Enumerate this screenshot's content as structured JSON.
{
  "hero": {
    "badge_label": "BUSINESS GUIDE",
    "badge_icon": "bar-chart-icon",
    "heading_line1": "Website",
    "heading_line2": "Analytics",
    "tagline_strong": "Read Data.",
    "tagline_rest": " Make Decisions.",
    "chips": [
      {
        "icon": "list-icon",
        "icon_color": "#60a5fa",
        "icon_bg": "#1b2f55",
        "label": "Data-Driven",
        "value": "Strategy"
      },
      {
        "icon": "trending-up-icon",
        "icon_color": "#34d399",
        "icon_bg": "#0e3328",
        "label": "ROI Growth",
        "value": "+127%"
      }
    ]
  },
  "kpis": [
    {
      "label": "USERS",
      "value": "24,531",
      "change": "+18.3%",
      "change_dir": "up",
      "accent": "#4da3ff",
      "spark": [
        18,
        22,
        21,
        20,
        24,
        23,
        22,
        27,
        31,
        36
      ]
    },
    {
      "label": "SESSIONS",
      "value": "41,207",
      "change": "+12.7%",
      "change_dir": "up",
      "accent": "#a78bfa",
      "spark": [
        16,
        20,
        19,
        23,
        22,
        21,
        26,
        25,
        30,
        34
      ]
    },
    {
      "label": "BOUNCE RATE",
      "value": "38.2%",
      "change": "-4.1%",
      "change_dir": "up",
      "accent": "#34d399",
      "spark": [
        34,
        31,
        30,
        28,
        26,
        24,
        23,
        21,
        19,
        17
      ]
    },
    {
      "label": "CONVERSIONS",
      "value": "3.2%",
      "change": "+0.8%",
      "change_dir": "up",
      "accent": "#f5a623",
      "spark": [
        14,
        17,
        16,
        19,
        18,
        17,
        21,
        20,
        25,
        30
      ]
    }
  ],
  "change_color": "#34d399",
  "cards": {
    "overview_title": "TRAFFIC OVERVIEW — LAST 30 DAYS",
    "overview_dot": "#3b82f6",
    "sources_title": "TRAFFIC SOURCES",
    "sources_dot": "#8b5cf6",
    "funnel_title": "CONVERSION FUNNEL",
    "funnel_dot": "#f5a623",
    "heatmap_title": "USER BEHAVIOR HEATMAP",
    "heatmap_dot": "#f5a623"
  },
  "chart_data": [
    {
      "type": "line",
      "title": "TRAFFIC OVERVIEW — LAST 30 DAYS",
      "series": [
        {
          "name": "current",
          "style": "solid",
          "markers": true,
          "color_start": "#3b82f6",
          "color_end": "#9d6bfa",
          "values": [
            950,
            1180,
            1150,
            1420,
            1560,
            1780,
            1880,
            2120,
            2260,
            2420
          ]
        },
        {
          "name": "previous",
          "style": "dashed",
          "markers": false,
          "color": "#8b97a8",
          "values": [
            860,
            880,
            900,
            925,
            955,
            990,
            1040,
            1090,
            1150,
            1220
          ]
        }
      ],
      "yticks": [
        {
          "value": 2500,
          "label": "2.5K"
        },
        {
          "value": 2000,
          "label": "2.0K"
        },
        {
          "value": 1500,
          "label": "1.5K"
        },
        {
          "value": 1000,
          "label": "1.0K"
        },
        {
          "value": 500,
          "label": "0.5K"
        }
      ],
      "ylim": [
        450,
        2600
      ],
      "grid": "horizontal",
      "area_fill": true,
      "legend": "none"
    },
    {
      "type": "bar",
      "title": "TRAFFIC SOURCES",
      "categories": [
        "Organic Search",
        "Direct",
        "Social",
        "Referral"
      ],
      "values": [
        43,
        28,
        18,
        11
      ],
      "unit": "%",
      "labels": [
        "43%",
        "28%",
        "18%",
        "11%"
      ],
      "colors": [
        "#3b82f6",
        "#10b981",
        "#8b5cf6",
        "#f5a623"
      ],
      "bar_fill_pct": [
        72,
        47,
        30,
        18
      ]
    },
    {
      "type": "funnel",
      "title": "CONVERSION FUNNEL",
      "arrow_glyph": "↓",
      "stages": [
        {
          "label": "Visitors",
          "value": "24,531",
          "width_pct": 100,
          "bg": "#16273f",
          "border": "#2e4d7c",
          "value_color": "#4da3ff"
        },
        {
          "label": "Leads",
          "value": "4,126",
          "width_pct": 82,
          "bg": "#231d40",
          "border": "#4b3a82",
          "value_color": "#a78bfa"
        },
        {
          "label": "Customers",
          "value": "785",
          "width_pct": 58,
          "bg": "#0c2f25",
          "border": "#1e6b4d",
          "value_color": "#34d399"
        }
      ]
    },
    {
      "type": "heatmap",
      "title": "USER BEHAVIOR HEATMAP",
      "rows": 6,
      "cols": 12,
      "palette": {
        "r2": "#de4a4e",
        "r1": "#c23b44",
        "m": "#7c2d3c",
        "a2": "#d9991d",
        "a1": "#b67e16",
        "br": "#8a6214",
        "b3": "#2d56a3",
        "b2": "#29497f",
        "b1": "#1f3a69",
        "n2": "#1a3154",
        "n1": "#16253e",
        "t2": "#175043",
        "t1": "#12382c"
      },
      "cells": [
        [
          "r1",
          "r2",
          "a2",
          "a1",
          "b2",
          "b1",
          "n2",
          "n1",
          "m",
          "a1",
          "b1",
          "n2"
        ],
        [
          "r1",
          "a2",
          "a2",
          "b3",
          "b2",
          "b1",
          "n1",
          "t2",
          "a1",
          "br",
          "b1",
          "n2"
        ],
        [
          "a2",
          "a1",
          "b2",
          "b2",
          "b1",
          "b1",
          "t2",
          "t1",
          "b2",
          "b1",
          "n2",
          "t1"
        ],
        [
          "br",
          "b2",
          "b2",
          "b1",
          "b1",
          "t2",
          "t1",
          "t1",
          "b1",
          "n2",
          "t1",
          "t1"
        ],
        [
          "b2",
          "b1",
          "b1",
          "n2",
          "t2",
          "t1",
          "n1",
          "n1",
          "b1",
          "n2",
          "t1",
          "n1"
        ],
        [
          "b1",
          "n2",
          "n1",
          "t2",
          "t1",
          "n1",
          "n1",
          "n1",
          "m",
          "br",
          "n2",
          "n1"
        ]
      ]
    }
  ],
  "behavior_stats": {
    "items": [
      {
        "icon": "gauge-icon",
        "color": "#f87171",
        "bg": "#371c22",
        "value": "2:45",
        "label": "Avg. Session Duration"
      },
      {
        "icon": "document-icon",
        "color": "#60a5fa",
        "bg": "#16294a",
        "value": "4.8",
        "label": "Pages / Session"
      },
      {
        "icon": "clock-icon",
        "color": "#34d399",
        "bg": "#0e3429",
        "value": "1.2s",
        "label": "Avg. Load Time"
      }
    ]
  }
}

● ● ● ● ● ● ●

**Written instruction**
Return every record, word for word.

**Solution to this exercise**
Enumerate this screenshot's content as structured JSON.
{
  "hero": {
    "badge_label": "BUSINESS GUIDE",
    "badge_icon": "bar-chart-icon",
    "heading_line1": "Website",
    "heading_line2": "Analytics",
    "tagline_strong": "Read Data.",
    "tagline_rest": " Make Decisions.",
    "chips": [
      {
        "icon": "list-icon",
        "icon_color": "#60a5fa",
        "icon_bg": "#1b2f55",
        "label": "Data-Driven",
        "value": "Strategy"
      },
      {
        "icon": "trending-up-icon",
        "icon_color": "#34d399",
        "icon_bg": "#0e3328",
        "label": "ROI Growth",
        "value": "+127%"
      }
    ]
  },
  "kpis": [
    {
      "label": "USERS",
      "value": "24,531",
      "change": "+18.3%",
      "change_dir": "up",
      "accent": "#4da3ff",
      "spark": [
        18,
        22,
        21,
        20,
        24,
        23,
        22,
        27,
        31,
        36
      ]
    },
    {
      "label": "SESSIONS",
      "value": "41,207",
      "change": "+12.7%",
      "change_dir": "up",
      "accent": "#a78bfa",
      "spark": [
        16,
        20,
        19,
        23,
        22,
        21,
        26,
        25,
        30,
        34
      ]
    },
    {
      "label": "BOUNCE RATE",
      "value": "38.2%",
      "change": "-4.1%",
      "change_dir": "up",
      "accent": "#34d399",
      "spark": [
        34,
        31,
        30,
        28,
        26,
        24,
        23,
        21,
        19,
        17
      ]
    },
    {
      "label": "CONVERSIONS",
      "value": "3.2%",
      "change": "+0.8%",
      "change_dir": "up",
      "accent": "#f5a623",
      "spark": [
        14,
        17,
        16,
        19,
        18,
        17,
        21,
        20,
        25,
        30
      ]
    }
  ],
  "change_color": "#34d399",
  "cards": {
    "overview_title": "TRAFFIC OVERVIEW — LAST 30 DAYS",
    "overview_dot": "#3b82f6",
    "sources_title": "TRAFFIC SOURCES",
    "sources_dot": "#8b5cf6",
    "funnel_title": "CONVERSION FUNNEL",
    "funnel_dot": "#f5a623",
    "heatmap_title": "USER BEHAVIOR HEATMAP",
    "heatmap_dot": "#f5a623"
  },
  "chart_data": [
    {
      "type": "line",
      "title": "TRAFFIC OVERVIEW — LAST 30 DAYS",
      "series": [
        {
          "name": "current",
          "style": "solid",
          "markers": true,
          "color_start": "#3b82f6",
          "color_end": "#9d6bfa",
          "values": [
            950,
            1180,
            1150,
            1420,
            1560,
            1780,
            1880,
            2120,
            2260,
            2420
          ]
        },
        {
          "name": "previous",
          "style": "dashed",
          "markers": false,
          "color": "#8b97a8",
          "values": [
            860,
            880,
            900,
            925,
            955,
            990,
            1040,
            1090,
            1150,
            1220
          ]
        }
      ],
      "yticks": [
        {
          "value": 2500,
          "label": "2.5K"
        },
        {
          "value": 2000,
          "label": "2.0K"
        },
        {
          "value": 1500,
          "label": "1.5K"
        },
        {
          "value": 1000,
          "label": "1.0K"
        },
        {
          "value": 500,
          "label": "0.5K"
        }
      ],
      "ylim": [
        450,
        2600
      ],
      "grid": "horizontal",
      "area_fill": true,
      "legend": "none"
    },
    {
      "type": "bar",
      "title": "TRAFFIC SOURCES",
      "categories": [
        "Organic Search",
        "Direct",
        "Social",
        "Referral"
      ],
      "values": [
        43,
        28,
        18,
        11
      ],
      "unit": "%",
      "labels": [
        "43%",
        "28%",
        "18%",
        "11%"
      ],
      "colors": [
        "#3b82f6",
        "#10b981",
        "#8b5cf6",
        "#f5a623"
      ],
      "bar_fill_pct": [
        72,
        47,
        30,
        18
      ]
    },
    {
      "type": "funnel",
      "title": "CONVERSION FUNNEL",
      "arrow_glyph": "↓",
      "stages": [
        {
          "label": "Visitors",
          "value": "24,531",
          "width_pct": 100,
          "bg": "#16273f",
          "border": "#2e4d7c",
          "value_color": "#4da3ff"
        },
        {
          "label": "Leads",
          "value": "4,126",
          "width_pct": 82,
          "bg": "#231d40",
          "border": "#4b3a82",
          "value_color": "#a78bfa"
        },
        {
          "label": "Customers",
          "value": "785",
          "width_pct": 58,
          "bg": "#0c2f25",
          "border": "#1e6b4d",
          "value_color": "#34d399"
        }
      ]
    },
    {
      "type": "heatmap",
      "title": "USER BEHAVIOR HEATMAP",
      "rows": 6,
      "cols": 12,
      "palette": {
        "r2": "#de4a4e",
        "r1": "#c23b44",
        "m": "#7c2d3c",
        "a2": "#d9991d",
        "a1": "#b67e16",
        "br": "#8a6214",
        "b3": "#2d56a3",
        "b2": "#29497f",
        "b1": "#1f3a69",
        "n2": "#1a3154",
        "n1": "#16253e",
        "t2": "#175043",
        "t1": "#12382c"
      },
      "cells": [
        [
          "r1",
          "r2",
          "a2",
          "a1",
          "b2",
          "b1",
          "n2",
          "n1",
          "m",
          "a1",
          "b1",
          "n2"
        ],
        [
          "r1",
          "a2",
          "a2",
          "b3",
          "b2",
          "b1",
          "n1",
          "t2",
          "a1",
          "br",
          "b1",
          "n2"
        ],
        [
          "a2",
          "a1",
          "b2",
          "b2",
          "b1",
          "b1",
          "t2",
          "t1",
          "b2",
          "b1",
          "n2",
          "t1"
        ],
        [
          "br",
          "b2",
          "b2",
          "b1",
          "b1",
          "t2",
          "t1",
          "t1",
          "b1",
          "n2",
          "t1",
          "t1"
        ],
        [
          "b2",
          "b1",
          "b1",
          "n2",
          "t2",
          "t1",
          "n1",
          "n1",
          "b1",
          "n2",
          "t1",
          "n1"
        ],
        [
          "b1",
          "n2",
          "n1",
          "t2",
          "t1",
          "n1",
          "n1",
          "n1",
          "m",
          "br",
          "n2",
          "n1"
        ]
      ]
    }
  ],
  "behavior_stats": {
    "items": [
      {
        "icon": "gauge-icon",
        "color": "#f87171",
        "bg": "#371c22",
        "value": "2:45",
        "label": "Avg. Session Duration"
      },
      {
        "icon": "document-icon",
        "color": "#60a5fa",
        "bg": "#16294a",
        "value": "4.8",
        "label": "Pages / Session"
      },
      {
        "icon": "clock-icon",
        "color": "#34d399",
        "bg": "#0e3429",
        "value": "1.2s",
        "label": "Avg. Load Time"
      }
    ]
  }
}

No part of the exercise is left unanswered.